Directive: Repeat every entry word for word, skipping the pictures.

(Stored dataset items)

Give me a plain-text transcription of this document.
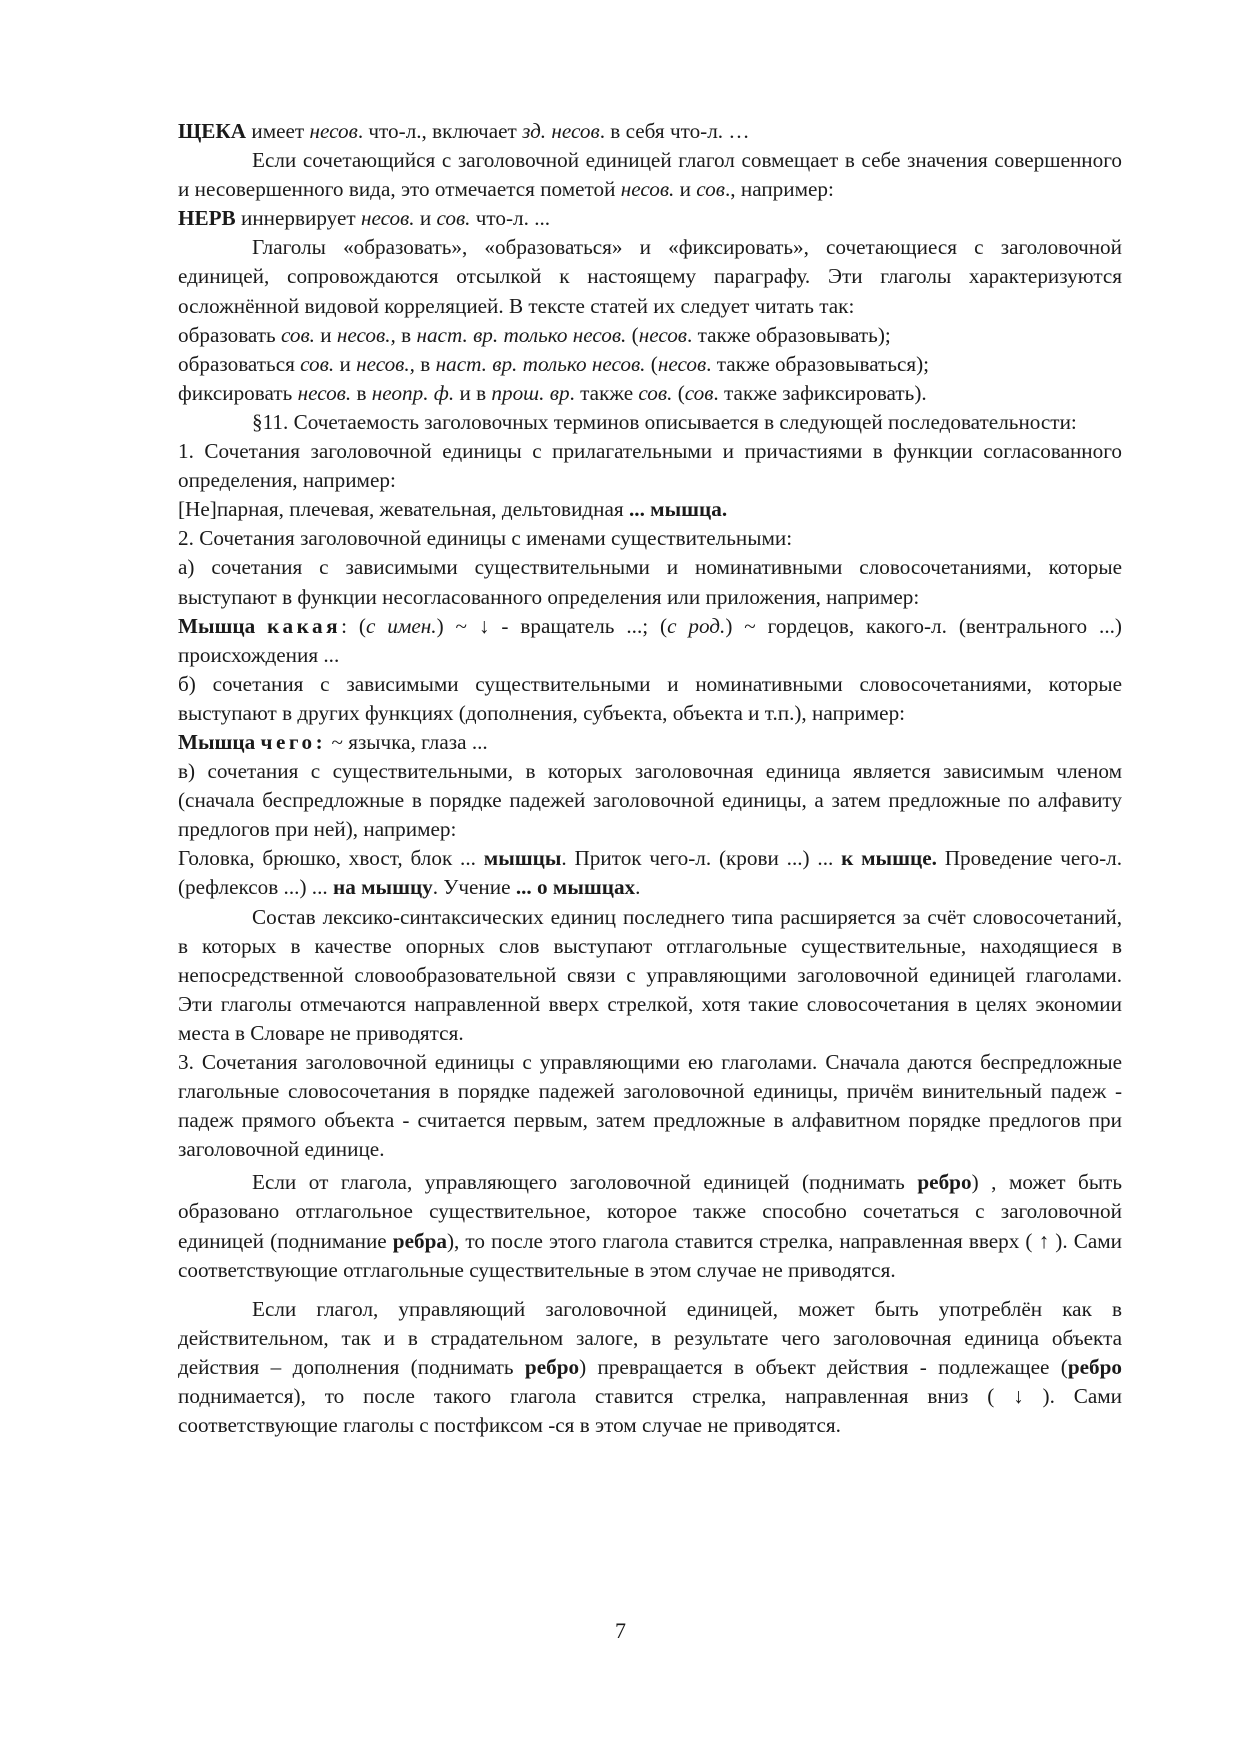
ЩЕКА имеет несов. что-л., включает зд. несов. в себя что-л. …

Если сочетающийся с заголовочной единицей глагол совмещает в себе значения совершенного и несовершенного вида, это отмечается пометой несов. и сов., например:

НЕРВ иннервирует несов. и сов. что-л. ...

Глаголы «образовать», «образоваться» и «фиксировать», сочетающиеся с заголовочной единицей, сопровождаются отсылкой к настоящему параграфу. Эти глаголы характеризуются осложнённой видовой корреляцией. В тексте статей их следует читать так:

образовать сов. и несов., в наст. вр. только несов. (несов. также образовывать);

образоваться сов. и несов., в наст. вр. только несов. (несов. также образовываться);

фиксировать несов. в неопр. ф. и в прош. вр. также сов. (сов. также зафиксировать).

§11. Сочетаемость заголовочных терминов описывается в следующей последовательности:

1. Сочетания заголовочной единицы с прилагательными и причастиями в функции согласованного определения, например:

[Не]парная, плечевая, жевательная, дельтовидная ... мышца.

2. Сочетания заголовочной единицы с именами существительными:

а) сочетания с зависимыми существительными и номинативными словосочетаниями, которые выступают в функции несогласованного определения или приложения, например:

Мышца какая: (с имен.) ~ ↓ - вращатель ...; (с род.) ~ гордецов, какого-л. (вентрального ...) происхождения ...

б) сочетания с зависимыми существительными и номинативными словосочетаниями, которые выступают в других функциях (дополнения, субъекта, объекта и т.п.), например:

Мышца чего: ~ язычка, глаза ...

в) сочетания с существительными, в которых заголовочная единица является зависимым членом (сначала беспредложные в порядке падежей заголовочной единицы, а затем предложные по алфавиту предлогов при ней), например:

Головка, брюшко, хвост, блок ... мышцы. Приток чего-л. (крови ...) ... к мышце. Проведение чего-л. (рефлексов ...) ... на мышцу. Учение ... о мышцах.

Состав лексико-синтаксических единиц последнего типа расширяется за счёт словосочетаний, в которых в качестве опорных слов выступают отглагольные существительные, находящиеся в непосредственной словообразовательной связи с управляющими заголовочной единицей глаголами. Эти глаголы отмечаются направленной вверх стрелкой, хотя такие словосочетания в целях экономии места в Словаре не приводятся.

3. Сочетания заголовочной единицы с управляющими ею глаголами. Сначала даются беспредложные глагольные словосочетания в порядке падежей заголовочной единицы, причём винительный падеж - падеж прямого объекта - считается первым, затем предложные в алфавитном порядке предлогов при заголовочной единице.

Если от глагола, управляющего заголовочной единицей (поднимать ребро) , может быть образовано отглагольное существительное, которое также способно сочетаться с заголовочной единицей (поднимание ребра), то после этого глагола ставится стрелка, направленная вверх ( ↑ ). Сами соответствующие отглагольные существительные в этом случае не приводятся.

Если глагол, управляющий заголовочной единицей, может быть употреблён как в действительном, так и в страдательном залоге, в результате чего заголовочная единица объекта действия – дополнения (поднимать ребро) превращается в объект действия - подлежащее (ребро поднимается), то после такого глагола ставится стрелка, направленная вниз ( ↓ ). Сами соответствующие глаголы с постфиксом -ся в этом случае не приводятся.

7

Answer to this task:
Give me a plain-text transcription of this document.
ЩЕКА имеет несов. что-л., включает зд. несов. в себя что-л. …

Если сочетающийся с заголовочной единицей глагол совмещает в себе значения совершенного и несовершенного вида, это отмечается пометой несов. и сов., например:

НЕРВ иннервирует несов. и сов. что-л. ...

Глаголы «образовать», «образоваться» и «фиксировать», сочетающиеся с заголовочной единицей, сопровождаются отсылкой к настоящему параграфу. Эти глаголы характеризуются осложнённой видовой корреляцией. В тексте статей их следует читать так:

образовать сов. и несов., в наст. вр. только несов. (несов. также образовывать);

образоваться сов. и несов., в наст. вр. только несов. (несов. также образовываться);

фиксировать несов. в неопр. ф. и в прош. вр. также сов. (сов. также зафиксировать).

§11. Сочетаемость заголовочных терминов описывается в следующей последовательности:

1. Сочетания заголовочной единицы с прилагательными и причастиями в функции согласованного определения, например:

[Не]парная, плечевая, жевательная, дельтовидная ... мышца.

2. Сочетания заголовочной единицы с именами существительными:

а) сочетания с зависимыми существительными и номинативными словосочетаниями, которые выступают в функции несогласованного определения или приложения, например:

Мышца какая: (с имен.) ~ ↓ - вращатель ...; (с род.) ~ гордецов, какого-л. (вентрального ...) происхождения ...

б) сочетания с зависимыми существительными и номинативными словосочетаниями, которые выступают в других функциях (дополнения, субъекта, объекта и т.п.), например:

Мышца чего: ~ язычка, глаза ...

в) сочетания с существительными, в которых заголовочная единица является зависимым членом (сначала беспредложные в порядке падежей заголовочной единицы, а затем предложные по алфавиту предлогов при ней), например:

Головка, брюшко, хвост, блок ... мышцы. Приток чего-л. (крови ...) ... к мышце. Проведение чего-л. (рефлексов ...) ... на мышцу. Учение ... о мышцах.

Состав лексико-синтаксических единиц последнего типа расширяется за счёт словосочетаний, в которых в качестве опорных слов выступают отглагольные существительные, находящиеся в непосредственной словообразовательной связи с управляющими заголовочной единицей глаголами. Эти глаголы отмечаются направленной вверх стрелкой, хотя такие словосочетания в целях экономии места в Словаре не приводятся.

3. Сочетания заголовочной единицы с управляющими ею глаголами. Сначала даются беспредложные глагольные словосочетания в порядке падежей заголовочной единицы, причём винительный падеж - падеж прямого объекта - считается первым, затем предложные в алфавитном порядке предлогов при заголовочной единице.

Если от глагола, управляющего заголовочной единицей (поднимать ребро) , может быть образовано отглагольное существительное, которое также способно сочетаться с заголовочной единицей (поднимание ребра), то после этого глагола ставится стрелка, направленная вверх ( ↑ ). Сами соответствующие отглагольные существительные в этом случае не приводятся.

Если глагол, управляющий заголовочной единицей, может быть употреблён как в действительном, так и в страдательном залоге, в результате чего заголовочная единица объекта действия – дополнения (поднимать ребро) превращается в объект действия - подлежащее (ребро поднимается), то после такого глагола ставится стрелка, направленная вниз ( ↓ ). Сами соответствующие глаголы с постфиксом -ся в этом случае не приводятся.

7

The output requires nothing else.